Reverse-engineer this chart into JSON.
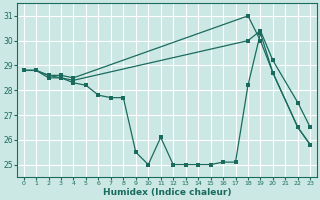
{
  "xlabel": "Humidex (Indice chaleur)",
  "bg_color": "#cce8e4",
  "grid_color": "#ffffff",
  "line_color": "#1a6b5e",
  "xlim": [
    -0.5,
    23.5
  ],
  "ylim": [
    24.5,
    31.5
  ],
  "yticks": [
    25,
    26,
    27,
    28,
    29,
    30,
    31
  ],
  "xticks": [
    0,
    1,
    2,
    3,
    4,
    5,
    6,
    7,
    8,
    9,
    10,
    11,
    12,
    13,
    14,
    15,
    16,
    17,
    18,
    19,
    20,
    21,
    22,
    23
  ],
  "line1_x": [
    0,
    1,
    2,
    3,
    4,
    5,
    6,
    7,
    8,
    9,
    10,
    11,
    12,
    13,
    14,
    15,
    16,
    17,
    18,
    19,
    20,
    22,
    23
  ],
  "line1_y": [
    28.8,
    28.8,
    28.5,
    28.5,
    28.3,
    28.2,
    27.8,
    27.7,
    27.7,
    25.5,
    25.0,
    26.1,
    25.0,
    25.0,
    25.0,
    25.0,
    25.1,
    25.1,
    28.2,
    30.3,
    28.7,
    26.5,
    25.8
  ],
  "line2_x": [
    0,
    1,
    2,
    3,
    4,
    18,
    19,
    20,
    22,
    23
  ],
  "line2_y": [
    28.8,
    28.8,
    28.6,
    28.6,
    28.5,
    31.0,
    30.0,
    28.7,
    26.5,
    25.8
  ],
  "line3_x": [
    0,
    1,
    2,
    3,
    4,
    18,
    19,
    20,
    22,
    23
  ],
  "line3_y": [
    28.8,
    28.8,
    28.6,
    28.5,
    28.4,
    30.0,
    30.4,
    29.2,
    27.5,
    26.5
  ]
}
.....
## Work to be completed
Without the pictures, return all the records precisely as they stand.

## Correct answer
Reverse-engineer this chart into JSON.
{
  "xlabel": "Humidex (Indice chaleur)",
  "bg_color": "#cce8e4",
  "grid_color": "#ffffff",
  "line_color": "#1a6b5e",
  "xlim": [
    -0.5,
    23.5
  ],
  "ylim": [
    24.5,
    31.5
  ],
  "yticks": [
    25,
    26,
    27,
    28,
    29,
    30,
    31
  ],
  "xticks": [
    0,
    1,
    2,
    3,
    4,
    5,
    6,
    7,
    8,
    9,
    10,
    11,
    12,
    13,
    14,
    15,
    16,
    17,
    18,
    19,
    20,
    21,
    22,
    23
  ],
  "line1_x": [
    0,
    1,
    2,
    3,
    4,
    5,
    6,
    7,
    8,
    9,
    10,
    11,
    12,
    13,
    14,
    15,
    16,
    17,
    18,
    19,
    20,
    22,
    23
  ],
  "line1_y": [
    28.8,
    28.8,
    28.5,
    28.5,
    28.3,
    28.2,
    27.8,
    27.7,
    27.7,
    25.5,
    25.0,
    26.1,
    25.0,
    25.0,
    25.0,
    25.0,
    25.1,
    25.1,
    28.2,
    30.3,
    28.7,
    26.5,
    25.8
  ],
  "line2_x": [
    0,
    1,
    2,
    3,
    4,
    18,
    19,
    20,
    22,
    23
  ],
  "line2_y": [
    28.8,
    28.8,
    28.6,
    28.6,
    28.5,
    31.0,
    30.0,
    28.7,
    26.5,
    25.8
  ],
  "line3_x": [
    0,
    1,
    2,
    3,
    4,
    18,
    19,
    20,
    22,
    23
  ],
  "line3_y": [
    28.8,
    28.8,
    28.6,
    28.5,
    28.4,
    30.0,
    30.4,
    29.2,
    27.5,
    26.5
  ]
}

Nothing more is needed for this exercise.